= Goal of the exercise =
Copy all lines below containing "name".

= Dataset records =
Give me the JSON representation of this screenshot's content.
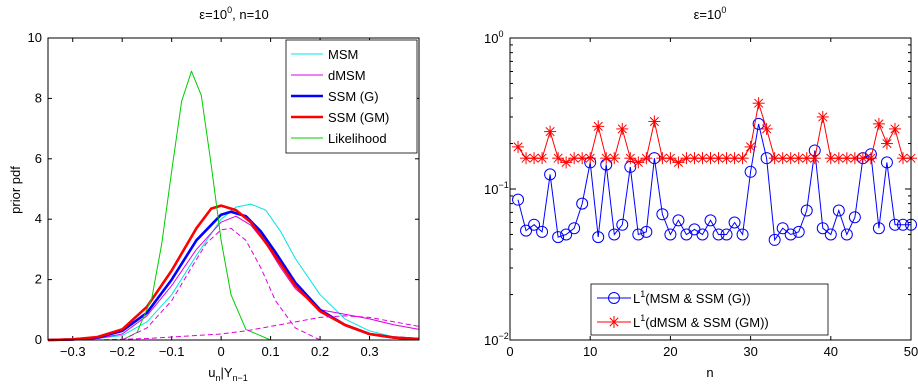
{
  "chart_data": [
    {
      "type": "line",
      "title": "ε=10",
      "title_sup": "0",
      "title_suffix": ", n=10",
      "xlabel": "u",
      "xlabel_sub1": "n",
      "xlabel_mid": "|Y",
      "xlabel_sub2": "n−1",
      "ylabel": "prior pdf",
      "xlim": [
        -0.35,
        0.4
      ],
      "ylim": [
        0,
        10
      ],
      "xticks": [
        -0.3,
        -0.2,
        -0.1,
        0,
        0.1,
        0.2,
        0.3
      ],
      "xtick_labels": [
        "−0.3",
        "−0.2",
        "−0.1",
        "0",
        "0.1",
        "0.2",
        "0.3"
      ],
      "yticks": [
        0,
        2,
        4,
        6,
        8,
        10
      ],
      "ytick_labels": [
        "0",
        "2",
        "4",
        "6",
        "8",
        "10"
      ],
      "grid": false,
      "legend_position": "top-right",
      "series": [
        {
          "name": "MSM",
          "color": "#00e5e5",
          "width": 1,
          "dash": "",
          "x": [
            -0.35,
            -0.3,
            -0.25,
            -0.2,
            -0.15,
            -0.1,
            -0.05,
            0,
            0.03,
            0.06,
            0.09,
            0.12,
            0.15,
            0.2,
            0.25,
            0.3,
            0.35,
            0.4
          ],
          "y": [
            0,
            0.01,
            0.05,
            0.15,
            0.6,
            1.5,
            2.8,
            4.0,
            4.4,
            4.5,
            4.3,
            3.6,
            2.7,
            1.5,
            0.7,
            0.3,
            0.1,
            0.05
          ]
        },
        {
          "name": "dMSM",
          "color": "#e000e0",
          "width": 1,
          "dash": "",
          "x": [
            -0.35,
            -0.3,
            -0.25,
            -0.2,
            -0.15,
            -0.1,
            -0.05,
            0,
            0.03,
            0.06,
            0.09,
            0.12,
            0.15,
            0.2,
            0.25,
            0.3,
            0.35,
            0.4
          ],
          "y": [
            0,
            0.01,
            0.05,
            0.2,
            0.8,
            1.8,
            3.0,
            3.9,
            4.1,
            3.8,
            3.2,
            2.4,
            1.7,
            1.0,
            0.85,
            0.7,
            0.5,
            0.35
          ]
        },
        {
          "name": "SSM (G)",
          "color": "#0000ff",
          "width": 2.6,
          "dash": "",
          "x": [
            -0.35,
            -0.3,
            -0.25,
            -0.2,
            -0.15,
            -0.1,
            -0.05,
            0,
            0.02,
            0.05,
            0.08,
            0.11,
            0.15,
            0.2,
            0.25,
            0.3,
            0.35,
            0.4
          ],
          "y": [
            0,
            0.02,
            0.08,
            0.3,
            0.9,
            2.0,
            3.3,
            4.15,
            4.25,
            4.1,
            3.6,
            2.9,
            1.9,
            1.0,
            0.5,
            0.2,
            0.08,
            0.03
          ]
        },
        {
          "name": "SSM (GM)",
          "color": "#ff0000",
          "width": 2.6,
          "dash": "",
          "x": [
            -0.35,
            -0.3,
            -0.25,
            -0.2,
            -0.15,
            -0.1,
            -0.05,
            -0.02,
            0,
            0.03,
            0.06,
            0.1,
            0.15,
            0.2,
            0.25,
            0.3,
            0.35,
            0.4
          ],
          "y": [
            0,
            0.02,
            0.1,
            0.35,
            1.1,
            2.3,
            3.7,
            4.35,
            4.45,
            4.3,
            3.9,
            3.0,
            1.8,
            0.95,
            0.5,
            0.2,
            0.08,
            0.03
          ]
        },
        {
          "name": "Likelihood",
          "color": "#00cc00",
          "width": 1,
          "dash": "",
          "x": [
            -0.35,
            -0.2,
            -0.17,
            -0.14,
            -0.12,
            -0.1,
            -0.08,
            -0.06,
            -0.04,
            -0.02,
            0,
            0.02,
            0.05,
            0.1,
            0.4
          ],
          "y": [
            0,
            0,
            0.25,
            1.4,
            3.2,
            5.6,
            7.9,
            8.9,
            8.1,
            5.8,
            3.3,
            1.5,
            0.35,
            0,
            0
          ]
        },
        {
          "name": "",
          "color": "#e000e0",
          "width": 1,
          "dash": "5,3",
          "x": [
            -0.2,
            -0.15,
            -0.1,
            -0.06,
            -0.03,
            0,
            0.02,
            0.05,
            0.08,
            0.11,
            0.15,
            0.2
          ],
          "y": [
            0,
            0.4,
            1.3,
            2.4,
            3.2,
            3.65,
            3.7,
            3.3,
            2.4,
            1.3,
            0.4,
            0
          ]
        },
        {
          "name": "",
          "color": "#e000e0",
          "width": 1,
          "dash": "5,3",
          "x": [
            -0.35,
            -0.25,
            -0.15,
            -0.05,
            0,
            0.05,
            0.1,
            0.15,
            0.2,
            0.25,
            0.3,
            0.35,
            0.4
          ],
          "y": [
            0,
            0,
            0.05,
            0.15,
            0.2,
            0.3,
            0.45,
            0.6,
            0.75,
            0.8,
            0.75,
            0.6,
            0.45
          ]
        }
      ]
    },
    {
      "type": "line",
      "title": "ε=10",
      "title_sup": "0",
      "title_suffix": "",
      "xlabel": "n",
      "ylabel": "",
      "xlim": [
        0,
        50
      ],
      "ylim": [
        0.01,
        1
      ],
      "yscale": "log",
      "xticks": [
        0,
        10,
        20,
        30,
        40,
        50
      ],
      "xtick_labels": [
        "0",
        "10",
        "20",
        "30",
        "40",
        "50"
      ],
      "yticks": [
        0.01,
        0.1,
        1
      ],
      "ytick_base": "10",
      "ytick_exps": [
        "−2",
        "−1",
        "0"
      ],
      "grid": false,
      "legend_position": "bottom-center",
      "x": [
        1,
        2,
        3,
        4,
        5,
        6,
        7,
        8,
        9,
        10,
        11,
        12,
        13,
        14,
        15,
        16,
        17,
        18,
        19,
        20,
        21,
        22,
        23,
        24,
        25,
        26,
        27,
        28,
        29,
        30,
        31,
        32,
        33,
        34,
        35,
        36,
        37,
        38,
        39,
        40,
        41,
        42,
        43,
        44,
        45,
        46,
        47,
        48,
        49,
        50
      ],
      "series": [
        {
          "name": "L",
          "legend_sup": "1",
          "legend_rest": "(MSM & SSM (G))",
          "color": "#0000ff",
          "marker": "circle",
          "values": [
            0.085,
            0.053,
            0.058,
            0.052,
            0.125,
            0.048,
            0.05,
            0.055,
            0.08,
            0.15,
            0.048,
            0.145,
            0.05,
            0.058,
            0.14,
            0.05,
            0.052,
            0.16,
            0.068,
            0.05,
            0.062,
            0.05,
            0.054,
            0.05,
            0.062,
            0.05,
            0.05,
            0.06,
            0.05,
            0.13,
            0.27,
            0.16,
            0.046,
            0.055,
            0.05,
            0.052,
            0.072,
            0.18,
            0.055,
            0.05,
            0.072,
            0.05,
            0.065,
            0.16,
            0.17,
            0.055,
            0.15,
            0.058,
            0.058,
            0.058
          ]
        },
        {
          "name": "L",
          "legend_sup": "1",
          "legend_rest": "(dMSM & SSM (GM))",
          "color": "#ff0000",
          "marker": "star",
          "values": [
            0.19,
            0.16,
            0.16,
            0.16,
            0.24,
            0.16,
            0.15,
            0.16,
            0.16,
            0.16,
            0.26,
            0.16,
            0.16,
            0.25,
            0.16,
            0.15,
            0.16,
            0.28,
            0.16,
            0.16,
            0.15,
            0.16,
            0.16,
            0.16,
            0.16,
            0.16,
            0.16,
            0.16,
            0.16,
            0.19,
            0.37,
            0.25,
            0.16,
            0.16,
            0.16,
            0.16,
            0.16,
            0.16,
            0.3,
            0.16,
            0.16,
            0.16,
            0.16,
            0.16,
            0.16,
            0.27,
            0.2,
            0.25,
            0.16,
            0.16
          ]
        }
      ]
    }
  ]
}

= Correct response =
          "name": "MSM",
          "name": "dMSM",
          "name": "SSM (G)",
          "name": "SSM (GM)",
          "name": "Likelihood",
          "name": "",
          "name": "",
          "name": "L",
          "name": "L",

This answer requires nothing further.